- **Your objective**: Copy out all lines that hold "legend".
** START OF Data for this exercise **
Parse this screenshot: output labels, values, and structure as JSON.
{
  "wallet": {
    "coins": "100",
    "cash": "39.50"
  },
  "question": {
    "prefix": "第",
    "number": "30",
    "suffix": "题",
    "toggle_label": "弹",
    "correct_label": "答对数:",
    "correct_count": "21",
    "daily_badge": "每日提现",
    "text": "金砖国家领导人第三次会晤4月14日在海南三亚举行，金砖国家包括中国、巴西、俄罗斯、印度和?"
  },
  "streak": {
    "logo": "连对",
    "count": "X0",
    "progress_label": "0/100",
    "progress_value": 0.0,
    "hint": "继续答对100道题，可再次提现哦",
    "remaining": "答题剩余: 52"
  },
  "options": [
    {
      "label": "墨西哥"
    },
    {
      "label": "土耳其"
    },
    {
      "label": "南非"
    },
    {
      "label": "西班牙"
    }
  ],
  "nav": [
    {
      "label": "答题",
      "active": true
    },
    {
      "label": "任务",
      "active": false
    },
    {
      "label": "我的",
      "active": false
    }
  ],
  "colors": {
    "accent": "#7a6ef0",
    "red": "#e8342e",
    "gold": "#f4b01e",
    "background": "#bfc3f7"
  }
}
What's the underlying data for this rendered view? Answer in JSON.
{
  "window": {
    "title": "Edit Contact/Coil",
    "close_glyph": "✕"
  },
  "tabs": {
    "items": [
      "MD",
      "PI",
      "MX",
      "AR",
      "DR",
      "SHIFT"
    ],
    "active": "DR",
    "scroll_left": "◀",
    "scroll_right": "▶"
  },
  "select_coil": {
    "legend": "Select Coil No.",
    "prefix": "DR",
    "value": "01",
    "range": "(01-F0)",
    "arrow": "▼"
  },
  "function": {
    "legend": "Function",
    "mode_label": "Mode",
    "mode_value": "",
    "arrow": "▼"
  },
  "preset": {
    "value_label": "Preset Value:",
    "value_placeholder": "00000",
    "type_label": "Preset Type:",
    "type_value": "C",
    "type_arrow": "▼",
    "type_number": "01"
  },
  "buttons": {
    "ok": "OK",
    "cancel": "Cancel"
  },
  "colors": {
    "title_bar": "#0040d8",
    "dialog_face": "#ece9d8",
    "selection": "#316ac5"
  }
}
** END OF Data for this exercise **
- **Solved exercise**:
    "legend": "Select Coil No.",
    "legend": "Function",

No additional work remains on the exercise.